--- start of DATA SUPPLIED ---
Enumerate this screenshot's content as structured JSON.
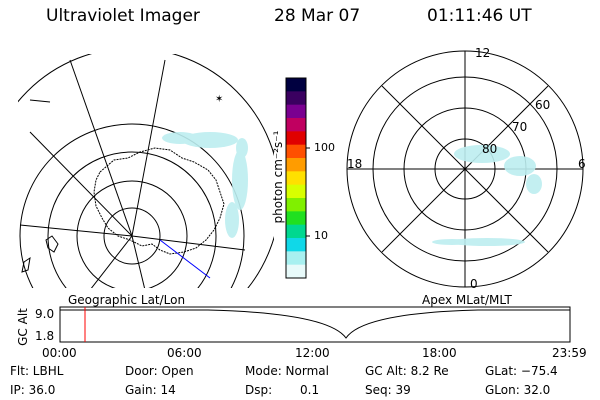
{
  "header": {
    "title": "Ultraviolet Imager",
    "date": "28 Mar 07",
    "time": "01:11:46 UT"
  },
  "geo_panel": {
    "label": "Geographic Lat/Lon"
  },
  "colorbar": {
    "unit_label": "photon cm⁻²s⁻¹",
    "ticks": [
      "100",
      "10"
    ],
    "colors": [
      "#000040",
      "#3a0060",
      "#7a0090",
      "#c00060",
      "#e00000",
      "#ff5000",
      "#ff9c00",
      "#ffe000",
      "#d8ff00",
      "#80f000",
      "#20e020",
      "#00d890",
      "#10d8e8",
      "#a8f0f0",
      "#e8fafa"
    ]
  },
  "polar_panel": {
    "label": "Apex MLat/MLT",
    "mlt_labels": [
      "12",
      "18",
      "6",
      "0"
    ],
    "mlat_labels": [
      "60",
      "70",
      "80"
    ]
  },
  "altitude_plot": {
    "ylabel": "GC Alt",
    "yticks": [
      "9.0",
      "1.8"
    ],
    "xticks": [
      "00:00",
      "06:00",
      "12:00",
      "18:00",
      "23:59"
    ],
    "marker_time": "01:11:46"
  },
  "info": {
    "filter": "Flt: LBHL",
    "door": "Door: Open",
    "mode": "Mode: Normal",
    "gc_alt": "GC Alt: 8.2 Re",
    "glat": "GLat: −75.4",
    "ip": "IP: 36.0",
    "gain": "Gain: 14",
    "dsp_label": "Dsp:",
    "dsp_value": "0.1",
    "seq": "Seq: 39",
    "glon": "GLon: 32.0"
  },
  "theme": {
    "foreground": "#000000",
    "background": "#ffffff",
    "marker": "#ff0000",
    "terminator": "#0000ff"
  }
}
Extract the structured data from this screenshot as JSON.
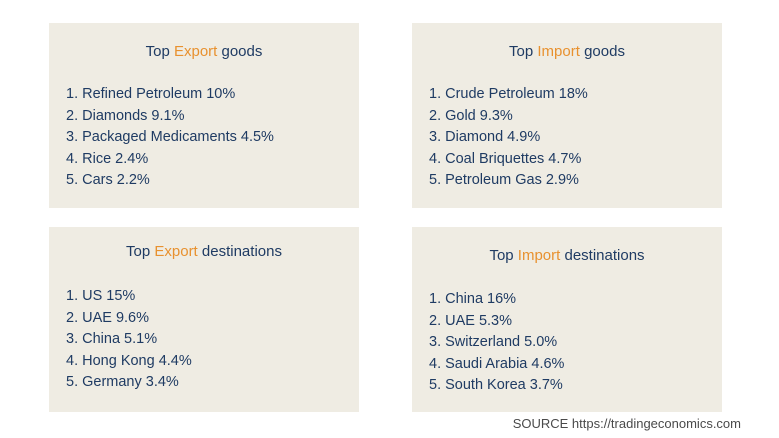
{
  "cards": [
    {
      "title_prefix": "Top",
      "title_accent": "Export",
      "title_suffix": "goods",
      "items": [
        "1. Refined Petroleum 10%",
        "2. Diamonds 9.1%",
        "3. Packaged Medicaments 4.5%",
        "4. Rice 2.4%",
        "5. Cars 2.2%"
      ]
    },
    {
      "title_prefix": "Top",
      "title_accent": "Import",
      "title_suffix": "goods",
      "items": [
        "1. Crude Petroleum 18%",
        "2. Gold 9.3%",
        "3. Diamond 4.9%",
        "4. Coal Briquettes 4.7%",
        "5. Petroleum Gas 2.9%"
      ]
    },
    {
      "title_prefix": "Top",
      "title_accent": "Export",
      "title_suffix": "destinations",
      "items": [
        "1. US 15%",
        "2. UAE 9.6%",
        "3. China 5.1%",
        "4. Hong Kong 4.4%",
        "5. Germany 3.4%"
      ]
    },
    {
      "title_prefix": "Top",
      "title_accent": "Import",
      "title_suffix": "destinations",
      "items": [
        "1. China 16%",
        "2. UAE 5.3%",
        "3. Switzerland 5.0%",
        "4. Saudi Arabia 4.6%",
        "5. South Korea 3.7%"
      ]
    }
  ],
  "source": "SOURCE https://tradingeconomics.com",
  "colors": {
    "card_background": "#efece3",
    "text": "#1f3b63",
    "accent": "#e8912f"
  }
}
--- end of DATA SUPPLIED ---
Reproduce each entry verbatim, excluding any embedded images.

## EXPECTED ANSWER
Enumerate this screenshot's content as structured JSON.
{
  "header": {
    "title": "Ultraviolet Imager",
    "date": "28 Mar 07",
    "time": "01:11:46 UT"
  },
  "geo_panel": {
    "label": "Geographic Lat/Lon"
  },
  "colorbar": {
    "unit_label": "photon cm⁻²s⁻¹",
    "ticks": [
      "100",
      "10"
    ],
    "colors": [
      "#000040",
      "#3a0060",
      "#7a0090",
      "#c00060",
      "#e00000",
      "#ff5000",
      "#ff9c00",
      "#ffe000",
      "#d8ff00",
      "#80f000",
      "#20e020",
      "#00d890",
      "#10d8e8",
      "#a8f0f0",
      "#e8fafa"
    ]
  },
  "polar_panel": {
    "label": "Apex MLat/MLT",
    "mlt_labels": [
      "12",
      "18",
      "6",
      "0"
    ],
    "mlat_labels": [
      "60",
      "70",
      "80"
    ]
  },
  "altitude_plot": {
    "ylabel": "GC Alt",
    "yticks": [
      "9.0",
      "1.8"
    ],
    "xticks": [
      "00:00",
      "06:00",
      "12:00",
      "18:00",
      "23:59"
    ],
    "marker_time": "01:11:46"
  },
  "info": {
    "filter": "Flt: LBHL",
    "door": "Door: Open",
    "mode": "Mode: Normal",
    "gc_alt": "GC Alt: 8.2 Re",
    "glat": "GLat: −75.4",
    "ip": "IP: 36.0",
    "gain": "Gain: 14",
    "dsp_label": "Dsp:",
    "dsp_value": "0.1",
    "seq": "Seq: 39",
    "glon": "GLon: 32.0"
  },
  "theme": {
    "foreground": "#000000",
    "background": "#ffffff",
    "marker": "#ff0000",
    "terminator": "#0000ff"
  }
}
Extract the structured data from this screenshot as JSON.
{
  "cards": [
    {
      "title_prefix": "Top",
      "title_accent": "Export",
      "title_suffix": "goods",
      "items": [
        "1. Refined Petroleum 10%",
        "2. Diamonds 9.1%",
        "3. Packaged Medicaments 4.5%",
        "4. Rice 2.4%",
        "5. Cars 2.2%"
      ]
    },
    {
      "title_prefix": "Top",
      "title_accent": "Import",
      "title_suffix": "goods",
      "items": [
        "1. Crude Petroleum 18%",
        "2. Gold 9.3%",
        "3. Diamond 4.9%",
        "4. Coal Briquettes 4.7%",
        "5. Petroleum Gas 2.9%"
      ]
    },
    {
      "title_prefix": "Top",
      "title_accent": "Export",
      "title_suffix": "destinations",
      "items": [
        "1. US 15%",
        "2. UAE 9.6%",
        "3. China 5.1%",
        "4. Hong Kong 4.4%",
        "5. Germany 3.4%"
      ]
    },
    {
      "title_prefix": "Top",
      "title_accent": "Import",
      "title_suffix": "destinations",
      "items": [
        "1. China 16%",
        "2. UAE 5.3%",
        "3. Switzerland 5.0%",
        "4. Saudi Arabia 4.6%",
        "5. South Korea 3.7%"
      ]
    }
  ],
  "source": "SOURCE https://tradingeconomics.com",
  "colors": {
    "card_background": "#efece3",
    "text": "#1f3b63",
    "accent": "#e8912f"
  }
}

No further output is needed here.